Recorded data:
•••
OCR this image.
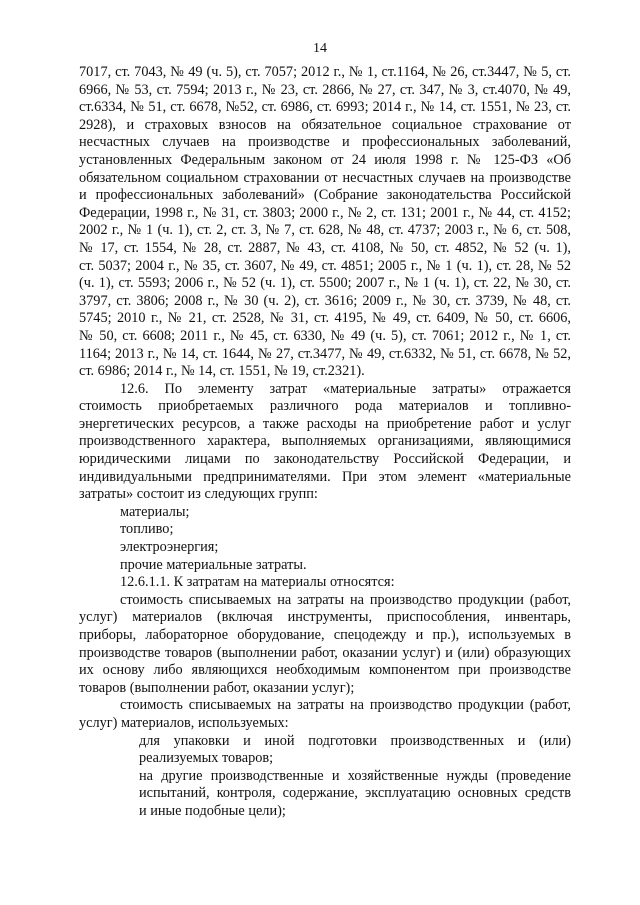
14
7017, ст. 7043, № 49 (ч. 5), ст. 7057; 2012 г., № 1, ст.1164, № 26, ст.3447, № 5, ст.
6966, № 53, ст. 7594; 2013 г., № 23, ст. 2866, № 27, ст. 347, № 3, ст.4070, № 49,
ст.6334, № 51, ст. 6678, №52, ст. 6986, ст. 6993; 2014 г., № 14, ст. 1551, № 23, ст.
2928), и страховых взносов на обязательное социальное страхование от
несчастных случаев на производстве и профессиональных заболеваний,
установленных Федеральным законом от 24 июля 1998 г. № 125-ФЗ «Об
обязательном социальном страховании от несчастных случаев на производстве
и профессиональных заболеваний» (Собрание законодательства Российской
Федерации, 1998 г., № 31, ст. 3803; 2000 г., № 2, ст. 131; 2001 г., № 44, ст. 4152;
2002 г., № 1 (ч. 1), ст. 2, ст. 3, № 7, ст. 628, № 48, ст. 4737; 2003 г., № 6, ст. 508,
№ 17, ст. 1554, № 28, ст. 2887, № 43, ст. 4108, № 50, ст. 4852, № 52 (ч. 1),
ст. 5037; 2004 г., № 35, ст. 3607, № 49, ст. 4851; 2005 г., № 1 (ч. 1), ст. 28, № 52
(ч. 1), ст. 5593; 2006 г., № 52 (ч. 1), ст. 5500; 2007 г., № 1 (ч. 1), ст. 22, № 30, ст.
3797, ст. 3806; 2008 г., № 30 (ч. 2), ст. 3616; 2009 г., № 30, ст. 3739, № 48, ст.
5745; 2010 г., № 21, ст. 2528, № 31, ст. 4195, № 49, ст. 6409, № 50, ст. 6606,
№ 50, ст. 6608; 2011 г., № 45, ст. 6330, № 49 (ч. 5), ст. 7061; 2012 г., № 1, ст.
1164; 2013 г., № 14, ст. 1644, № 27, ст.3477, № 49, ст.6332, № 51, ст. 6678, № 52,
ст. 6986; 2014 г., № 14, ст. 1551, № 19, ст.2321).
12.6. По элементу затрат «материальные затраты» отражается
стоимость приобретаемых различного рода материалов и топливно-
энергетических ресурсов, а также расходы на приобретение работ и услуг
производственного характера, выполняемых организациями, являющимися
юридическими лицами по законодательству Российской Федерации, и
индивидуальными предпринимателями. При этом элемент «материальные
затраты» состоит из следующих групп:
материалы;
топливо;
электроэнергия;
прочие материальные затраты.
12.6.1.1. К затратам на материалы относятся:
стоимость списываемых на затраты на производство продукции (работ,
услуг) материалов (включая инструменты, приспособления, инвентарь,
приборы, лабораторное оборудование, спецодежду и пр.), используемых в
производстве товаров (выполнении работ, оказании услуг) и (или) образующих
их основу либо являющихся необходимым компонентом при производстве
товаров (выполнении работ, оказании услуг);
стоимость списываемых на затраты на производство продукции (работ,
услуг) материалов, используемых:
для упаковки и иной подготовки производственных и (или)
реализуемых товаров;
на другие производственные и хозяйственные нужды (проведение
испытаний, контроля, содержание, эксплуатацию основных средств
и иные подобные цели);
•••
■ **EXERCISE PROMPT**: Among the records above, find each line holding the string "Федерации" and pull it out.

■ **EXERCISE ANSWER**:
Федерации, 1998 г., № 31, ст. 3803; 2000 г., № 2, ст. 131; 2001 г., № 44, ст. 4152;
юридическими лицами по законодательству Российской Федерации, и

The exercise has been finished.